# REQUEST:
Answer with a single number, the count of lines holding the word "Bérest".
** BEGIN THE RECORDS **
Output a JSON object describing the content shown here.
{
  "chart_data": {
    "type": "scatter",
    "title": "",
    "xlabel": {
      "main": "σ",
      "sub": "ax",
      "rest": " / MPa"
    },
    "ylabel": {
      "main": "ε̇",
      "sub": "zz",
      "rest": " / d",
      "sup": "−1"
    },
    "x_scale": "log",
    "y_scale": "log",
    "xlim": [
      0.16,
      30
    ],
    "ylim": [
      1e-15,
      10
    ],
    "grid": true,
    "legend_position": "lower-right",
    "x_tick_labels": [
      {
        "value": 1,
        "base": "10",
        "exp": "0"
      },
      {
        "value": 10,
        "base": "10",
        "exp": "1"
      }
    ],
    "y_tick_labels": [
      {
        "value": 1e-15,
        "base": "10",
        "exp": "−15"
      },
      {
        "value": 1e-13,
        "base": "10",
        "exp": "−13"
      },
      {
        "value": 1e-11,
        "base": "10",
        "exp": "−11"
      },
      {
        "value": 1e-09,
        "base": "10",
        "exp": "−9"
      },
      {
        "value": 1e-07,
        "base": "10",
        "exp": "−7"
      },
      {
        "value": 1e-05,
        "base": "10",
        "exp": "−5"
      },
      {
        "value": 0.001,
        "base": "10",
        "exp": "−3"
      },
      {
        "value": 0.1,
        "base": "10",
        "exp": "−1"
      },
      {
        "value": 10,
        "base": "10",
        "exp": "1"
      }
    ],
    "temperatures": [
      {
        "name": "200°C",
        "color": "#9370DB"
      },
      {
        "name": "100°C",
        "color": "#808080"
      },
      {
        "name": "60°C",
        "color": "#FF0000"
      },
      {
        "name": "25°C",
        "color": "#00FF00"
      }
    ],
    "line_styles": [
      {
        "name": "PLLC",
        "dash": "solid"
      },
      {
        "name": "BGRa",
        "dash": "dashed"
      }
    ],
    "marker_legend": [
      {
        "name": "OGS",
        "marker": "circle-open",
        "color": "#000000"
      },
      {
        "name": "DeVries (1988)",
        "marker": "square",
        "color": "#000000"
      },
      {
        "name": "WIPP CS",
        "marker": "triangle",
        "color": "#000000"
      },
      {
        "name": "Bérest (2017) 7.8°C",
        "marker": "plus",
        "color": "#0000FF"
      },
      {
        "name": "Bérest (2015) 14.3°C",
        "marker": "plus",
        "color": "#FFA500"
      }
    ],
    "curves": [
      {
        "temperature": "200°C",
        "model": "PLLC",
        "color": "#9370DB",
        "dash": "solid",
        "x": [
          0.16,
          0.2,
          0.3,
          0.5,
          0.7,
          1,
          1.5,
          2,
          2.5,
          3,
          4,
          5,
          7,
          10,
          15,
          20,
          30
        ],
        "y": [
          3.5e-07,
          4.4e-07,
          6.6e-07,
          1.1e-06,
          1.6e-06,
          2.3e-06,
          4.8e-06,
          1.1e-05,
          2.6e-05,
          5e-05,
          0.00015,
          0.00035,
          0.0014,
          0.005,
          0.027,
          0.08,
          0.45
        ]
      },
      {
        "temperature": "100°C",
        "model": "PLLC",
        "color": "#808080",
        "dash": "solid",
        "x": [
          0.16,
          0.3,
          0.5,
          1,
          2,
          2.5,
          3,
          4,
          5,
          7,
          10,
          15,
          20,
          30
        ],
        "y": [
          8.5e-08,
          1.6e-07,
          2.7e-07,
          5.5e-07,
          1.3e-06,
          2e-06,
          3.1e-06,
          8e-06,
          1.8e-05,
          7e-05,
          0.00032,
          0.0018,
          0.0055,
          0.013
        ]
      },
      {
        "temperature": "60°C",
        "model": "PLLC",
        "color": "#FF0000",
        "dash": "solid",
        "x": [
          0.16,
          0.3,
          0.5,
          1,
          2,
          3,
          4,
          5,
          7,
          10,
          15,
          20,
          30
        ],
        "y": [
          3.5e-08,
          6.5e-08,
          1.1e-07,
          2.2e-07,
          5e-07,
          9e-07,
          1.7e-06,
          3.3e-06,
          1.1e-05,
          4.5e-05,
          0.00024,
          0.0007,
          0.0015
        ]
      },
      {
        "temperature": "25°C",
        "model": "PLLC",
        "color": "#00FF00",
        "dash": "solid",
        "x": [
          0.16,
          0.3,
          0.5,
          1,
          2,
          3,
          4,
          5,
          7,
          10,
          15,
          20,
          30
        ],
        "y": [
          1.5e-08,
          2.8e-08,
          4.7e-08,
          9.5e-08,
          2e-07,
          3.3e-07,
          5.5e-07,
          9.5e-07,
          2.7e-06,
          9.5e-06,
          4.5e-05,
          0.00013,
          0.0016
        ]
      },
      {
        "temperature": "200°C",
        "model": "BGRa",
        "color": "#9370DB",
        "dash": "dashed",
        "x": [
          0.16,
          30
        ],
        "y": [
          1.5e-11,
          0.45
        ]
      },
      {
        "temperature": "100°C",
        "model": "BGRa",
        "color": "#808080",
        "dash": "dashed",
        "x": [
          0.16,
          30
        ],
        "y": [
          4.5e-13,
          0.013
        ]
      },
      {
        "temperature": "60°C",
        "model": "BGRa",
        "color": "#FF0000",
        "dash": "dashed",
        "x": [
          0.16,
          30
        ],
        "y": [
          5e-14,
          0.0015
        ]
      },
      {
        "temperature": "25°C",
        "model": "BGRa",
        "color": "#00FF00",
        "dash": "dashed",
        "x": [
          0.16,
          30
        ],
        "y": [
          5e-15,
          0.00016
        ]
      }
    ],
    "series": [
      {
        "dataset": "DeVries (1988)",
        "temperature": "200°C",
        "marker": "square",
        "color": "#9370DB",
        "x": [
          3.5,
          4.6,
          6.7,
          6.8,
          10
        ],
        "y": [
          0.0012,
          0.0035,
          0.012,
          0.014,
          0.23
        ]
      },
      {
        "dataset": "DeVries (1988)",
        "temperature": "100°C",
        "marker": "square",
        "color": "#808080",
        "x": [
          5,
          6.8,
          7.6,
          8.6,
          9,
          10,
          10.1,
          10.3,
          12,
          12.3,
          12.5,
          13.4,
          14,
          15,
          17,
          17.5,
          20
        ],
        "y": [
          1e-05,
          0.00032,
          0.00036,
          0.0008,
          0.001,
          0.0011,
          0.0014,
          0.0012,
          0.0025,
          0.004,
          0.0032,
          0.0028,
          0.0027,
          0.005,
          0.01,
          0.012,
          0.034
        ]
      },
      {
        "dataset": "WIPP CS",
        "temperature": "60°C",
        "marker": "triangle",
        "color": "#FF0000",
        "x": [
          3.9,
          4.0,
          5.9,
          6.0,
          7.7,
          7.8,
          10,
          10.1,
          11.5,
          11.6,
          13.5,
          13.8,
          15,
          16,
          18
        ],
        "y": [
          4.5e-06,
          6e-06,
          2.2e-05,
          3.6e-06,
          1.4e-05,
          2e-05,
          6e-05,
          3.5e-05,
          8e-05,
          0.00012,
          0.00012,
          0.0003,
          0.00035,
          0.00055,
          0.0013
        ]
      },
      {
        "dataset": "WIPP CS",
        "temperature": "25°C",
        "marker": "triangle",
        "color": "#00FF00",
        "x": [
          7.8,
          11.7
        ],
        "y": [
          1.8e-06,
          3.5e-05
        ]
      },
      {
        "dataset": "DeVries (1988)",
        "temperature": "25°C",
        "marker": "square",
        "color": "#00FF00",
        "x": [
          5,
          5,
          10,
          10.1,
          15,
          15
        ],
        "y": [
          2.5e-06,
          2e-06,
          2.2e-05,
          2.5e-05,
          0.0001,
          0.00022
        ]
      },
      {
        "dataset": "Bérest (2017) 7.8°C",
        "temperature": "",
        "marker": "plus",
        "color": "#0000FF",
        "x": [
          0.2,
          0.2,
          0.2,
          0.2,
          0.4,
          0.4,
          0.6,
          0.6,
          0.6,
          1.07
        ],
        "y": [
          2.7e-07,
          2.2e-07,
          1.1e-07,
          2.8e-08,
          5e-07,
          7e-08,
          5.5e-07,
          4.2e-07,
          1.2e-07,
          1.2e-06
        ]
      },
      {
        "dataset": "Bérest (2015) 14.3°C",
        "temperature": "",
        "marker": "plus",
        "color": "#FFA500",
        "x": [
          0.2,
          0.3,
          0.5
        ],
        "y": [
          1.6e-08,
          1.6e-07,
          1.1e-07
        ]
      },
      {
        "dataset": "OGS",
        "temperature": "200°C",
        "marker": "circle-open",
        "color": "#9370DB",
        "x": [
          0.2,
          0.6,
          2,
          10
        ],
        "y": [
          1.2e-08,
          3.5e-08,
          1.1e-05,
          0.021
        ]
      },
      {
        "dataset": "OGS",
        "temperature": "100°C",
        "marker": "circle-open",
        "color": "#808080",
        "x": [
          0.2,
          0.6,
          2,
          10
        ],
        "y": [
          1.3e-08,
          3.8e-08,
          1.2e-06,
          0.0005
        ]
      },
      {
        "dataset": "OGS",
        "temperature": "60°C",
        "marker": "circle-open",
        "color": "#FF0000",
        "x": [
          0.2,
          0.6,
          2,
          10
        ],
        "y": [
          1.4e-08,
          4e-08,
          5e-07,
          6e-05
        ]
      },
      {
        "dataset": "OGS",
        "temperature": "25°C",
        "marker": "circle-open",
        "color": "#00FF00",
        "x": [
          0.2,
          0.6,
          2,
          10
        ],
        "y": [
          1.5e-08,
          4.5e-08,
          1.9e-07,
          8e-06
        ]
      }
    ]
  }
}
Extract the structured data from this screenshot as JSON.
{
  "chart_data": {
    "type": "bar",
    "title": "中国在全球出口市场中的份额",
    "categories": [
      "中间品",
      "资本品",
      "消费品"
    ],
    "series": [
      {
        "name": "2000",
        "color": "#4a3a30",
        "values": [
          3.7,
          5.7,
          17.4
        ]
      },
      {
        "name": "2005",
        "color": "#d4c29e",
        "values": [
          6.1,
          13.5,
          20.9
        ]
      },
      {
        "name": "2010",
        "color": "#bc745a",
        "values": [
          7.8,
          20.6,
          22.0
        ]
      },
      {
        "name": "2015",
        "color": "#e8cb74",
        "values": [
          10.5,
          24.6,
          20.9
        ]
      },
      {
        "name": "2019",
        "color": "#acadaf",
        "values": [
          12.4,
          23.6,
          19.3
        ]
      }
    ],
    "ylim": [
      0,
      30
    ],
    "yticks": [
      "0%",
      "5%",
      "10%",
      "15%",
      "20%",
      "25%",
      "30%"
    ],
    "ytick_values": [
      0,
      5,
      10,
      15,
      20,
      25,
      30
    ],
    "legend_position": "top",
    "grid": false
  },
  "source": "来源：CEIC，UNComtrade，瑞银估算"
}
** END THE RECORDS **
# RESPONSE BELOW:
4